What is needed.
Copy out all of the material exactly as presented.

Entries provided.
|---|
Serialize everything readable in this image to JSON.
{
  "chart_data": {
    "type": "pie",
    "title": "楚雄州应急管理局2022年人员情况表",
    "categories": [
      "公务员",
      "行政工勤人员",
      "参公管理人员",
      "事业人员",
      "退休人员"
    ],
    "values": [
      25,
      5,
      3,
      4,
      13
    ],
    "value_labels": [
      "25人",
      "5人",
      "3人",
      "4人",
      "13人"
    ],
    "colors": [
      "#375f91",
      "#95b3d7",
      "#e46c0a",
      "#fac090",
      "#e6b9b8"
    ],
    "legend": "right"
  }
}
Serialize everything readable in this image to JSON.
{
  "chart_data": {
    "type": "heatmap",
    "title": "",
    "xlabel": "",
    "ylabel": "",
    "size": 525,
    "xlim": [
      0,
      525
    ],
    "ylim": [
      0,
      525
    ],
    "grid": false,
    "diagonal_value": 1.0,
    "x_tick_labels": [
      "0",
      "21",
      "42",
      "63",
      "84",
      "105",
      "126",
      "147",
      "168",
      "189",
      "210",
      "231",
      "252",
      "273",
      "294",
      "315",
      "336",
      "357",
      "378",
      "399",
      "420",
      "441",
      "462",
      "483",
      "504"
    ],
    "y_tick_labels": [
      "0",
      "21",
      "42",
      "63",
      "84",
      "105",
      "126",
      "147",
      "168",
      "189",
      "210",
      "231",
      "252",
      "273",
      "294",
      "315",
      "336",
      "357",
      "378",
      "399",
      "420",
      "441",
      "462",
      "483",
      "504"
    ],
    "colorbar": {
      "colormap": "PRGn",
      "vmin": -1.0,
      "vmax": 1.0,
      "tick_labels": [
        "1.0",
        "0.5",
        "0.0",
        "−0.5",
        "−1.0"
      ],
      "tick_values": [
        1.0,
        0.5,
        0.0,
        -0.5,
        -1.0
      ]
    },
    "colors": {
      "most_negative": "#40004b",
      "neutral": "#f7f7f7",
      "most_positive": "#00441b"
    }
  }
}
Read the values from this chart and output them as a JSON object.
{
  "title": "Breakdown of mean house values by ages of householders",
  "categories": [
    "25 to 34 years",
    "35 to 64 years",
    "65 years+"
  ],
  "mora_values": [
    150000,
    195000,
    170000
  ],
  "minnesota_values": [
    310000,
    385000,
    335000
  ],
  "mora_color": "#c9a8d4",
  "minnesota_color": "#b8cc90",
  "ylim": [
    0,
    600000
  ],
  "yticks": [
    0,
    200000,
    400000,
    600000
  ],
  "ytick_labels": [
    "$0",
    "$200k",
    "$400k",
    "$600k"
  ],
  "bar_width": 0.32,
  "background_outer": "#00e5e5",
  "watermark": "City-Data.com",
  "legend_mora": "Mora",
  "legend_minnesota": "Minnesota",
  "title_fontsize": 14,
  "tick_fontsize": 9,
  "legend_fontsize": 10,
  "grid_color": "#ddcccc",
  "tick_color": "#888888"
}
|---|
Task response.
Serialize everything readable in this image to JSON.
{
  "chart_data": {
    "type": "pie",
    "title": "楚雄州应急管理局2022年人员情况表",
    "categories": [
      "公务员",
      "行政工勤人员",
      "参公管理人员",
      "事业人员",
      "退休人员"
    ],
    "values": [
      25,
      5,
      3,
      4,
      13
    ],
    "value_labels": [
      "25人",
      "5人",
      "3人",
      "4人",
      "13人"
    ],
    "colors": [
      "#375f91",
      "#95b3d7",
      "#e46c0a",
      "#fac090",
      "#e6b9b8"
    ],
    "legend": "right"
  }
}
Serialize everything readable in this image to JSON.
{
  "chart_data": {
    "type": "heatmap",
    "title": "",
    "xlabel": "",
    "ylabel": "",
    "size": 525,
    "xlim": [
      0,
      525
    ],
    "ylim": [
      0,
      525
    ],
    "grid": false,
    "diagonal_value": 1.0,
    "x_tick_labels": [
      "0",
      "21",
      "42",
      "63",
      "84",
      "105",
      "126",
      "147",
      "168",
      "189",
      "210",
      "231",
      "252",
      "273",
      "294",
      "315",
      "336",
      "357",
      "378",
      "399",
      "420",
      "441",
      "462",
      "483",
      "504"
    ],
    "y_tick_labels": [
      "0",
      "21",
      "42",
      "63",
      "84",
      "105",
      "126",
      "147",
      "168",
      "189",
      "210",
      "231",
      "252",
      "273",
      "294",
      "315",
      "336",
      "357",
      "378",
      "399",
      "420",
      "441",
      "462",
      "483",
      "504"
    ],
    "colorbar": {
      "colormap": "PRGn",
      "vmin": -1.0,
      "vmax": 1.0,
      "tick_labels": [
        "1.0",
        "0.5",
        "0.0",
        "−0.5",
        "−1.0"
      ],
      "tick_values": [
        1.0,
        0.5,
        0.0,
        -0.5,
        -1.0
      ]
    },
    "colors": {
      "most_negative": "#40004b",
      "neutral": "#f7f7f7",
      "most_positive": "#00441b"
    }
  }
}
Read the values from this chart and output them as a JSON object.
{
  "title": "Breakdown of mean house values by ages of householders",
  "categories": [
    "25 to 34 years",
    "35 to 64 years",
    "65 years+"
  ],
  "mora_values": [
    150000,
    195000,
    170000
  ],
  "minnesota_values": [
    310000,
    385000,
    335000
  ],
  "mora_color": "#c9a8d4",
  "minnesota_color": "#b8cc90",
  "ylim": [
    0,
    600000
  ],
  "yticks": [
    0,
    200000,
    400000,
    600000
  ],
  "ytick_labels": [
    "$0",
    "$200k",
    "$400k",
    "$600k"
  ],
  "bar_width": 0.32,
  "background_outer": "#00e5e5",
  "watermark": "City-Data.com",
  "legend_mora": "Mora",
  "legend_minnesota": "Minnesota",
  "title_fontsize": 14,
  "tick_fontsize": 9,
  "legend_fontsize": 10,
  "grid_color": "#ddcccc",
  "tick_color": "#888888"
}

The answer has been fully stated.